- [Directions] Set down all of the data exactly as it appears.

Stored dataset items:
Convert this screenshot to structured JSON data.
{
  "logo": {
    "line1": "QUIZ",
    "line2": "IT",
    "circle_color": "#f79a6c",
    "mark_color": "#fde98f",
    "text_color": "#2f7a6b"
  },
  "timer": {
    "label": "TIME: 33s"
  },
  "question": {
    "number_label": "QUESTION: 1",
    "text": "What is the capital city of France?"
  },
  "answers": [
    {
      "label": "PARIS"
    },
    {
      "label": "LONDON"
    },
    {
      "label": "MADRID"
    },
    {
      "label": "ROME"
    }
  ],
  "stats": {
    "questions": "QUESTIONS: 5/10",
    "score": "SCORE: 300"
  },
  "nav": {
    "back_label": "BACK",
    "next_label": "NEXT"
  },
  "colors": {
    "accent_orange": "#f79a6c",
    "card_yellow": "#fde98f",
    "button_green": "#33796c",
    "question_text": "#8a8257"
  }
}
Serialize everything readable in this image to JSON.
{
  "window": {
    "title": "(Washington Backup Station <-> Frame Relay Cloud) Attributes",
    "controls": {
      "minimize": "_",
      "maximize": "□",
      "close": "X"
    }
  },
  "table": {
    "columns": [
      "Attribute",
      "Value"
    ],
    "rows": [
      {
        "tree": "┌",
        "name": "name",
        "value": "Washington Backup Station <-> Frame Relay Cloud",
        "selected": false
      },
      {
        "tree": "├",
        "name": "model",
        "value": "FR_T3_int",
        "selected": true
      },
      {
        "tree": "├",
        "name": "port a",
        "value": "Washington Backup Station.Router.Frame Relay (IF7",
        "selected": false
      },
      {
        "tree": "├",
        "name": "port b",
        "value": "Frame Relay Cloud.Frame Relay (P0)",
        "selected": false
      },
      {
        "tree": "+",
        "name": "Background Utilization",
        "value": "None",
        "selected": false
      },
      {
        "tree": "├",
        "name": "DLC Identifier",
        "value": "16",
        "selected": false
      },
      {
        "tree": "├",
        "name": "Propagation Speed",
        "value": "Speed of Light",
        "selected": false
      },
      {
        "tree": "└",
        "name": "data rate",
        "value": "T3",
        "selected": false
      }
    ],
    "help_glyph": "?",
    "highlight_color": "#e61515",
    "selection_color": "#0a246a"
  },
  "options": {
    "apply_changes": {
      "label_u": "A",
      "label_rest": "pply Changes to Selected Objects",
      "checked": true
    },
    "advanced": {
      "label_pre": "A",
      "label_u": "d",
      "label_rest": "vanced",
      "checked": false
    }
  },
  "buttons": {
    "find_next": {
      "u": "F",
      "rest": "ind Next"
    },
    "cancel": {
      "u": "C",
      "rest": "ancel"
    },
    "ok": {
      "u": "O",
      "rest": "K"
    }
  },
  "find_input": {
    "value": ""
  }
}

- [Solved problem]
Convert this screenshot to structured JSON data.
{
  "logo": {
    "line1": "QUIZ",
    "line2": "IT",
    "circle_color": "#f79a6c",
    "mark_color": "#fde98f",
    "text_color": "#2f7a6b"
  },
  "timer": {
    "label": "TIME: 33s"
  },
  "question": {
    "number_label": "QUESTION: 1",
    "text": "What is the capital city of France?"
  },
  "answers": [
    {
      "label": "PARIS"
    },
    {
      "label": "LONDON"
    },
    {
      "label": "MADRID"
    },
    {
      "label": "ROME"
    }
  ],
  "stats": {
    "questions": "QUESTIONS: 5/10",
    "score": "SCORE: 300"
  },
  "nav": {
    "back_label": "BACK",
    "next_label": "NEXT"
  },
  "colors": {
    "accent_orange": "#f79a6c",
    "card_yellow": "#fde98f",
    "button_green": "#33796c",
    "question_text": "#8a8257"
  }
}
Serialize everything readable in this image to JSON.
{
  "window": {
    "title": "(Washington Backup Station <-> Frame Relay Cloud) Attributes",
    "controls": {
      "minimize": "_",
      "maximize": "□",
      "close": "X"
    }
  },
  "table": {
    "columns": [
      "Attribute",
      "Value"
    ],
    "rows": [
      {
        "tree": "┌",
        "name": "name",
        "value": "Washington Backup Station <-> Frame Relay Cloud",
        "selected": false
      },
      {
        "tree": "├",
        "name": "model",
        "value": "FR_T3_int",
        "selected": true
      },
      {
        "tree": "├",
        "name": "port a",
        "value": "Washington Backup Station.Router.Frame Relay (IF7",
        "selected": false
      },
      {
        "tree": "├",
        "name": "port b",
        "value": "Frame Relay Cloud.Frame Relay (P0)",
        "selected": false
      },
      {
        "tree": "+",
        "name": "Background Utilization",
        "value": "None",
        "selected": false
      },
      {
        "tree": "├",
        "name": "DLC Identifier",
        "value": "16",
        "selected": false
      },
      {
        "tree": "├",
        "name": "Propagation Speed",
        "value": "Speed of Light",
        "selected": false
      },
      {
        "tree": "└",
        "name": "data rate",
        "value": "T3",
        "selected": false
      }
    ],
    "help_glyph": "?",
    "highlight_color": "#e61515",
    "selection_color": "#0a246a"
  },
  "options": {
    "apply_changes": {
      "label_u": "A",
      "label_rest": "pply Changes to Selected Objects",
      "checked": true
    },
    "advanced": {
      "label_pre": "A",
      "label_u": "d",
      "label_rest": "vanced",
      "checked": false
    }
  },
  "buttons": {
    "find_next": {
      "u": "F",
      "rest": "ind Next"
    },
    "cancel": {
      "u": "C",
      "rest": "ancel"
    },
    "ok": {
      "u": "O",
      "rest": "K"
    }
  },
  "find_input": {
    "value": ""
  }
}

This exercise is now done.